Figure record listings:
········
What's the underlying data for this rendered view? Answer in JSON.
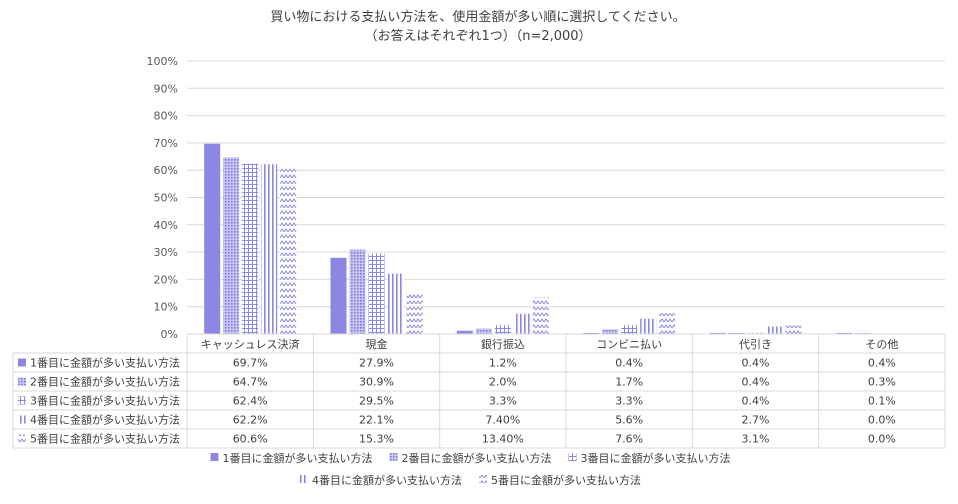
{
  "chart_data": {
    "type": "bar",
    "title": "買い物における支払い方法を、使用金額が多い順に選択してください。",
    "subtitle": "（お答えはそれぞれ1つ）（n=2,000）",
    "categories": [
      "キャッシュレス決済",
      "現金",
      "銀行振込",
      "コンビニ払い",
      "代引き",
      "その他"
    ],
    "y_ticks": [
      "0%",
      "10%",
      "20%",
      "30%",
      "40%",
      "50%",
      "60%",
      "70%",
      "80%",
      "90%",
      "100%"
    ],
    "ylim": [
      0,
      100
    ],
    "grid": true,
    "legend_position": "bottom",
    "series": [
      {
        "name": "1番目に金額が多い支払い方法",
        "color": "#8b87e3",
        "pattern": "solid",
        "values": [
          69.7,
          27.9,
          1.2,
          0.4,
          0.4,
          0.4
        ],
        "labels": [
          "69.7%",
          "27.9%",
          "1.2%",
          "0.4%",
          "0.4%",
          "0.4%"
        ]
      },
      {
        "name": "2番目に金額が多い支払い方法",
        "color": "#aaa7ee",
        "pattern": "dots",
        "values": [
          64.7,
          30.9,
          2.0,
          1.7,
          0.4,
          0.3
        ],
        "labels": [
          "64.7%",
          "30.9%",
          "2.0%",
          "1.7%",
          "0.4%",
          "0.3%"
        ]
      },
      {
        "name": "3番目に金額が多い支払い方法",
        "color": "#8b87e3",
        "pattern": "grid",
        "values": [
          62.4,
          29.5,
          3.3,
          3.3,
          0.4,
          0.1
        ],
        "labels": [
          "62.4%",
          "29.5%",
          "3.3%",
          "3.3%",
          "0.4%",
          "0.1%"
        ]
      },
      {
        "name": "4番目に金額が多い支払い方法",
        "color": "#8b87e3",
        "pattern": "vlines",
        "values": [
          62.2,
          22.1,
          7.4,
          5.6,
          2.7,
          0.0
        ],
        "labels": [
          "62.2%",
          "22.1%",
          "7.40%",
          "5.6%",
          "2.7%",
          "0.0%"
        ]
      },
      {
        "name": "5番目に金額が多い支払い方法",
        "color": "#8b87e3",
        "pattern": "wave",
        "values": [
          60.6,
          15.3,
          13.4,
          7.6,
          3.1,
          0.0
        ],
        "labels": [
          "60.6%",
          "15.3%",
          "13.40%",
          "7.6%",
          "3.1%",
          "0.0%"
        ]
      }
    ]
  }
}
········
• [Stated goal]
Reproduce the whole listing word for word, setting aside any pictures.

• [Exercise result]
What's the underlying data for this rendered view? Answer in JSON.
{
  "chart_data": {
    "type": "bar",
    "title": "買い物における支払い方法を、使用金額が多い順に選択してください。",
    "subtitle": "（お答えはそれぞれ1つ）（n=2,000）",
    "categories": [
      "キャッシュレス決済",
      "現金",
      "銀行振込",
      "コンビニ払い",
      "代引き",
      "その他"
    ],
    "y_ticks": [
      "0%",
      "10%",
      "20%",
      "30%",
      "40%",
      "50%",
      "60%",
      "70%",
      "80%",
      "90%",
      "100%"
    ],
    "ylim": [
      0,
      100
    ],
    "grid": true,
    "legend_position": "bottom",
    "series": [
      {
        "name": "1番目に金額が多い支払い方法",
        "color": "#8b87e3",
        "pattern": "solid",
        "values": [
          69.7,
          27.9,
          1.2,
          0.4,
          0.4,
          0.4
        ],
        "labels": [
          "69.7%",
          "27.9%",
          "1.2%",
          "0.4%",
          "0.4%",
          "0.4%"
        ]
      },
      {
        "name": "2番目に金額が多い支払い方法",
        "color": "#aaa7ee",
        "pattern": "dots",
        "values": [
          64.7,
          30.9,
          2.0,
          1.7,
          0.4,
          0.3
        ],
        "labels": [
          "64.7%",
          "30.9%",
          "2.0%",
          "1.7%",
          "0.4%",
          "0.3%"
        ]
      },
      {
        "name": "3番目に金額が多い支払い方法",
        "color": "#8b87e3",
        "pattern": "grid",
        "values": [
          62.4,
          29.5,
          3.3,
          3.3,
          0.4,
          0.1
        ],
        "labels": [
          "62.4%",
          "29.5%",
          "3.3%",
          "3.3%",
          "0.4%",
          "0.1%"
        ]
      },
      {
        "name": "4番目に金額が多い支払い方法",
        "color": "#8b87e3",
        "pattern": "vlines",
        "values": [
          62.2,
          22.1,
          7.4,
          5.6,
          2.7,
          0.0
        ],
        "labels": [
          "62.2%",
          "22.1%",
          "7.40%",
          "5.6%",
          "2.7%",
          "0.0%"
        ]
      },
      {
        "name": "5番目に金額が多い支払い方法",
        "color": "#8b87e3",
        "pattern": "wave",
        "values": [
          60.6,
          15.3,
          13.4,
          7.6,
          3.1,
          0.0
        ],
        "labels": [
          "60.6%",
          "15.3%",
          "13.40%",
          "7.6%",
          "3.1%",
          "0.0%"
        ]
      }
    ]
  }
}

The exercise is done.